**Exercise goal:** Using the material that follows, identify and copy each line with the string "JSON".

**Records to use:**
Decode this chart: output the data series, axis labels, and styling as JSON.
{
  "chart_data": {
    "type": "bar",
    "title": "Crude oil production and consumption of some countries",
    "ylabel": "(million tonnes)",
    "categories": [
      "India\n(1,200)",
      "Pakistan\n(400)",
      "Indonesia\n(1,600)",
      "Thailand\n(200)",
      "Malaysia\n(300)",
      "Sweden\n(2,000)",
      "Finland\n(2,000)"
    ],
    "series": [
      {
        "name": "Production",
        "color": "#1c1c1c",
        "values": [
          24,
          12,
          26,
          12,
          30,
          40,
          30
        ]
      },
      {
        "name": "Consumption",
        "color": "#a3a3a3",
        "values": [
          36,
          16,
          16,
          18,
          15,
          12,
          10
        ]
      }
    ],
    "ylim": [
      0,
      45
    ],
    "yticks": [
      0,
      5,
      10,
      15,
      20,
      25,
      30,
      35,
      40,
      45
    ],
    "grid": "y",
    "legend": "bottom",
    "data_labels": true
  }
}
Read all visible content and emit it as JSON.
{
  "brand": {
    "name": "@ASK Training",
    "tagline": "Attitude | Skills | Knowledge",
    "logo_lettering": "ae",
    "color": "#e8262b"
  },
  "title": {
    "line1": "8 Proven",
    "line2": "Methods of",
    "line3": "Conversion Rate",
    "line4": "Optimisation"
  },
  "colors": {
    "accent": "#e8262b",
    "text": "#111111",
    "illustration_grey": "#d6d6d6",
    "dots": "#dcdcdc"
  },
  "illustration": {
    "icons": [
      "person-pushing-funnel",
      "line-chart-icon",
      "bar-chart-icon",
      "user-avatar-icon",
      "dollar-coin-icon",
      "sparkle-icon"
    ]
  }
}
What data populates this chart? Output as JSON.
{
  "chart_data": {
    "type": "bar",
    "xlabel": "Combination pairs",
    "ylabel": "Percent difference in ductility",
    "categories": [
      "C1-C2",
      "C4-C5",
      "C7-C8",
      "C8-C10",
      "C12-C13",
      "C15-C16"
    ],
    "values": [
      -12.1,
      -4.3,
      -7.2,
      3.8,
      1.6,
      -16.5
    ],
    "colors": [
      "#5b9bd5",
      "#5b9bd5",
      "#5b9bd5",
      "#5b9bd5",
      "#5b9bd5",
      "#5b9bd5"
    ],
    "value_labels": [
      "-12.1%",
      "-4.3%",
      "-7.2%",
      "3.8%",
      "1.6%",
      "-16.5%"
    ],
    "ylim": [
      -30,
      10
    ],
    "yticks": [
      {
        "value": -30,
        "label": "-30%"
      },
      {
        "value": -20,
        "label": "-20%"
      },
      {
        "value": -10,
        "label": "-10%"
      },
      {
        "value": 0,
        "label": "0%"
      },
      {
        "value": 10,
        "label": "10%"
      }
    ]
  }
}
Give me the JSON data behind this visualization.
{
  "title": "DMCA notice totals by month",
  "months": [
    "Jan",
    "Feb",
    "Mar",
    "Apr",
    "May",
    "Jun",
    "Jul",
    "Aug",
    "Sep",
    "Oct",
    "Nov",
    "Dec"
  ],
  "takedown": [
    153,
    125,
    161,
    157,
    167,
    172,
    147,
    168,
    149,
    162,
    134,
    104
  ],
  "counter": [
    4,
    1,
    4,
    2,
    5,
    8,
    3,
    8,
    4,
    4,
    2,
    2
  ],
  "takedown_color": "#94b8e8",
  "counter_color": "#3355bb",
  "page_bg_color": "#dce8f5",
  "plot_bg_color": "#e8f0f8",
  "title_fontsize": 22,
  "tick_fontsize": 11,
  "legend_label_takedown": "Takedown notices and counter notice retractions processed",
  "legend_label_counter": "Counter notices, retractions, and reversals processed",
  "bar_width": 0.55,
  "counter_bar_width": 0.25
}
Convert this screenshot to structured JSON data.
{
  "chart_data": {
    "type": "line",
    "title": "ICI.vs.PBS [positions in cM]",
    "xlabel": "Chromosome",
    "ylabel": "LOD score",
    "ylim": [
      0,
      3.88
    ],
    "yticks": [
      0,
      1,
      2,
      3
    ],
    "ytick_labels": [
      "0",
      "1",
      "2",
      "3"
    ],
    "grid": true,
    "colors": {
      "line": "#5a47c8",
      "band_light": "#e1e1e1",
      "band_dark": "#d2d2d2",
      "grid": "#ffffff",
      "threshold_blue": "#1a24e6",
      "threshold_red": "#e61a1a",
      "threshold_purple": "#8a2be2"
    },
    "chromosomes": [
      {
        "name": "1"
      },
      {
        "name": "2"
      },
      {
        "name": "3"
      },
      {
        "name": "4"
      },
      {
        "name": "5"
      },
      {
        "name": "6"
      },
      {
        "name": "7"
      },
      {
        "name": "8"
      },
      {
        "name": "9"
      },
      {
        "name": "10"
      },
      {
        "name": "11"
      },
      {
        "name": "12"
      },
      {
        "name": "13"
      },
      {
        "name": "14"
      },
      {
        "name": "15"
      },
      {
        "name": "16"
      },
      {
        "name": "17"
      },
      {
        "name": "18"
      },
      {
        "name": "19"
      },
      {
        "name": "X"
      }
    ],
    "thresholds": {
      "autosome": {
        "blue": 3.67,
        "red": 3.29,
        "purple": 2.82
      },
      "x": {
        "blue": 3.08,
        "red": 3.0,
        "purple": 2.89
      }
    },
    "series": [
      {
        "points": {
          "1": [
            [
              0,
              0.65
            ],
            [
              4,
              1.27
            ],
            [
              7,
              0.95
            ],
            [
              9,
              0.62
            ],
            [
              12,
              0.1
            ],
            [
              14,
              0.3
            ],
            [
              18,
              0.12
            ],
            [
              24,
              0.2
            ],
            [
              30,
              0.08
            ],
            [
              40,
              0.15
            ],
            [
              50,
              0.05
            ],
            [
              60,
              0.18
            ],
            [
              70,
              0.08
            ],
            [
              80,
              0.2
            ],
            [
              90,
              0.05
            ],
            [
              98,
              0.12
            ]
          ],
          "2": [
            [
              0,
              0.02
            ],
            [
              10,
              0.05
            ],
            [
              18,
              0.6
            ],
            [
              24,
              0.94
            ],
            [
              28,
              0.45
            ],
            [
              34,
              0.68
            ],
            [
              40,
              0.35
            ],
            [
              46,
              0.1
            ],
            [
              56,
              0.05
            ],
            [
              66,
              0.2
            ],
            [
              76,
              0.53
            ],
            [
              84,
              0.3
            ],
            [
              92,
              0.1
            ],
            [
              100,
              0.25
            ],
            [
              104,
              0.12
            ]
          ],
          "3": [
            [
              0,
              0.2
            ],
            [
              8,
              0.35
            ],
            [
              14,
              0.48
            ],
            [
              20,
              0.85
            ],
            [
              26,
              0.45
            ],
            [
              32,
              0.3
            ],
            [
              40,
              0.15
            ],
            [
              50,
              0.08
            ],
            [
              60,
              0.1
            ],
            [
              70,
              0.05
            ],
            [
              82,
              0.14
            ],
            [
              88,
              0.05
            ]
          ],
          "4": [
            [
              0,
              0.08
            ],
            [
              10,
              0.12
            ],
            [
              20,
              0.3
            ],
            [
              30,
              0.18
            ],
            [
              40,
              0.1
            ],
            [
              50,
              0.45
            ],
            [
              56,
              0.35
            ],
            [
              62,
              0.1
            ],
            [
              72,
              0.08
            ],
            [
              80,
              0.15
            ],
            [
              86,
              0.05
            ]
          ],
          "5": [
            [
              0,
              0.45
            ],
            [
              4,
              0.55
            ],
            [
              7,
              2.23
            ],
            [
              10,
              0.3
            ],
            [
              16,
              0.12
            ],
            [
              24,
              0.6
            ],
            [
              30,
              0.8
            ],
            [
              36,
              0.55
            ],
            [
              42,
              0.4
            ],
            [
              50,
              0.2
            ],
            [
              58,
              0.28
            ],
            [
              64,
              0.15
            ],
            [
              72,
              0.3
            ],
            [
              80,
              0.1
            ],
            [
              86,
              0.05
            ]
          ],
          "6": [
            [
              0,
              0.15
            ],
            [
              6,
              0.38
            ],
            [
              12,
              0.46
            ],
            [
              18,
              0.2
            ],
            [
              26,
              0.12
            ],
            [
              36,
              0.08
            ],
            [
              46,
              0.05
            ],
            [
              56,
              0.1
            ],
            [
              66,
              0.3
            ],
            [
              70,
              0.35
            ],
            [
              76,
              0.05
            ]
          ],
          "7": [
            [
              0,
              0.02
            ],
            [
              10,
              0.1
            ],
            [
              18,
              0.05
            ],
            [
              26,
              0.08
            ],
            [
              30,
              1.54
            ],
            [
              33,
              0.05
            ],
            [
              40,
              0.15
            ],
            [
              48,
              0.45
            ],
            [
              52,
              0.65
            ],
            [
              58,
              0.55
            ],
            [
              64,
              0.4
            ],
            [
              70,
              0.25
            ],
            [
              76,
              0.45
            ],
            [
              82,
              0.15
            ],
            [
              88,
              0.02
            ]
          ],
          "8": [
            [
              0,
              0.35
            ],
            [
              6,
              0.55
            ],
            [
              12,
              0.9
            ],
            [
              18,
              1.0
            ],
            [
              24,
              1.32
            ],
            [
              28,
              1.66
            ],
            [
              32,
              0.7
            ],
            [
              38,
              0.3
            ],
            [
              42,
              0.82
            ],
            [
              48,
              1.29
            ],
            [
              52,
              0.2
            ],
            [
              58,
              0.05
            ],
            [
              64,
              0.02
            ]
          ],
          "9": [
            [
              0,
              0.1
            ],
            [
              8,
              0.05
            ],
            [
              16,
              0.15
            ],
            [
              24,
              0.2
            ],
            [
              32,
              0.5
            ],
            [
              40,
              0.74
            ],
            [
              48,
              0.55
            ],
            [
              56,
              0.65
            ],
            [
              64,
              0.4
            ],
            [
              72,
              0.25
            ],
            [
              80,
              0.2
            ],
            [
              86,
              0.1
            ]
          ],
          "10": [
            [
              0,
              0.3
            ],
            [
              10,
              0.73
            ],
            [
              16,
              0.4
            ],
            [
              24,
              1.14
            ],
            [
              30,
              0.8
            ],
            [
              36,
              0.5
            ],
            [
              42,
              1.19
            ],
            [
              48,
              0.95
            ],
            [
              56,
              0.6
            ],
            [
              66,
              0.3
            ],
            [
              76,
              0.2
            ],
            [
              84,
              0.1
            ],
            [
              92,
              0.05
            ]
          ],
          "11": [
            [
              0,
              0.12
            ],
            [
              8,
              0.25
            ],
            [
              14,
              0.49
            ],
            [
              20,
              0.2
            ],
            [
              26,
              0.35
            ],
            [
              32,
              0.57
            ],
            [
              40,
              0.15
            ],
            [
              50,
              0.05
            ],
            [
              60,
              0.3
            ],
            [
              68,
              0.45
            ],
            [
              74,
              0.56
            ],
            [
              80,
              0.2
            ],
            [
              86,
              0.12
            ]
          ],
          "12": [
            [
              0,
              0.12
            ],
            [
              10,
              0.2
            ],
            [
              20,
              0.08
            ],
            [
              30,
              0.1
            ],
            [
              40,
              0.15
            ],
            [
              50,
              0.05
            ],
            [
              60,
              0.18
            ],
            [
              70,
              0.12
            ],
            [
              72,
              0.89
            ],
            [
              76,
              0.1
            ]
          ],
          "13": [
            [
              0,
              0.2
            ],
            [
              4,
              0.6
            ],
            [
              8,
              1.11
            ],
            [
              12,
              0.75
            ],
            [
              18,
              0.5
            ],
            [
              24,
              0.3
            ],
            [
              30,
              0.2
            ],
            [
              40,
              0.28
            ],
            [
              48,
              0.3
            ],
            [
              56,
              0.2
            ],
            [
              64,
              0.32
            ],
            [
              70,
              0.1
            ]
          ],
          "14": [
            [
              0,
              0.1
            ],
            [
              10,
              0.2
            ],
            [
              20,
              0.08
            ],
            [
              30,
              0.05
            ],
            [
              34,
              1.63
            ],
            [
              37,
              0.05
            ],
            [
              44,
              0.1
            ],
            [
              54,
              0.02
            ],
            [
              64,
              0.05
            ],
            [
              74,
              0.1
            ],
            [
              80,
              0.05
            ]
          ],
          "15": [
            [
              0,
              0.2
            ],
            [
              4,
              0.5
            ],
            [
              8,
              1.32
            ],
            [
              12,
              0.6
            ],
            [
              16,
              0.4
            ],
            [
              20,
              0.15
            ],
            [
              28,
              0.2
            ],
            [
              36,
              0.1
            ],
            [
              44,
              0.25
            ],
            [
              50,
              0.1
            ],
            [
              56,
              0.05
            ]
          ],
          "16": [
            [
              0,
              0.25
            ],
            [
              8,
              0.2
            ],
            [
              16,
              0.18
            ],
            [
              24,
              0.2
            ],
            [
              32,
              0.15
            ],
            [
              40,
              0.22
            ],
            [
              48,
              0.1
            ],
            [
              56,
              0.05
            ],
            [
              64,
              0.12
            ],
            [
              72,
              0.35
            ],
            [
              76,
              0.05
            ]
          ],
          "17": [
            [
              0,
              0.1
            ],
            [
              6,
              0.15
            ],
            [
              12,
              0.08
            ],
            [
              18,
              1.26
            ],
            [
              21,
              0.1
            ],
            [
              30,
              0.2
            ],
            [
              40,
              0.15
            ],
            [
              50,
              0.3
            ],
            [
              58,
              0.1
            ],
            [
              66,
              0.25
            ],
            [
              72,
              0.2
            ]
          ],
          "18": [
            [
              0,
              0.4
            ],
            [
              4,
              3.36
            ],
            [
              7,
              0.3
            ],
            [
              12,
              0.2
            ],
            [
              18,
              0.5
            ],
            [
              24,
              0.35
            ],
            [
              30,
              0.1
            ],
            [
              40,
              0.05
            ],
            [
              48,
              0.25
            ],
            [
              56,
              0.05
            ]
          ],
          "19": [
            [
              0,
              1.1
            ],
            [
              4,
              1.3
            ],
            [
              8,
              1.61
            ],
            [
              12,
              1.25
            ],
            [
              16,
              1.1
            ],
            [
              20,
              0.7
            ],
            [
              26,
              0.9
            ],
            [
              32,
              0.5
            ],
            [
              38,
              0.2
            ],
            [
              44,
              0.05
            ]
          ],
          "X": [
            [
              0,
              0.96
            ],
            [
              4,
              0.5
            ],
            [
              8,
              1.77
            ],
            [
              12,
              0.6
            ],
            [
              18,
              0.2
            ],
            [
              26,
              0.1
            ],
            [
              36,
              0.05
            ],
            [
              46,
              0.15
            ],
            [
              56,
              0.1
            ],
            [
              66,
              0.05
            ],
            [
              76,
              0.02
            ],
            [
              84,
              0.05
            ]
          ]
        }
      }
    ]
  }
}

**Solved exercise:**
Decode this chart: output the data series, axis labels, and styling as JSON.
Read all visible content and emit it as JSON.
What data populates this chart? Output as JSON.
Give me the JSON data behind this visualization.
Convert this screenshot to structured JSON data.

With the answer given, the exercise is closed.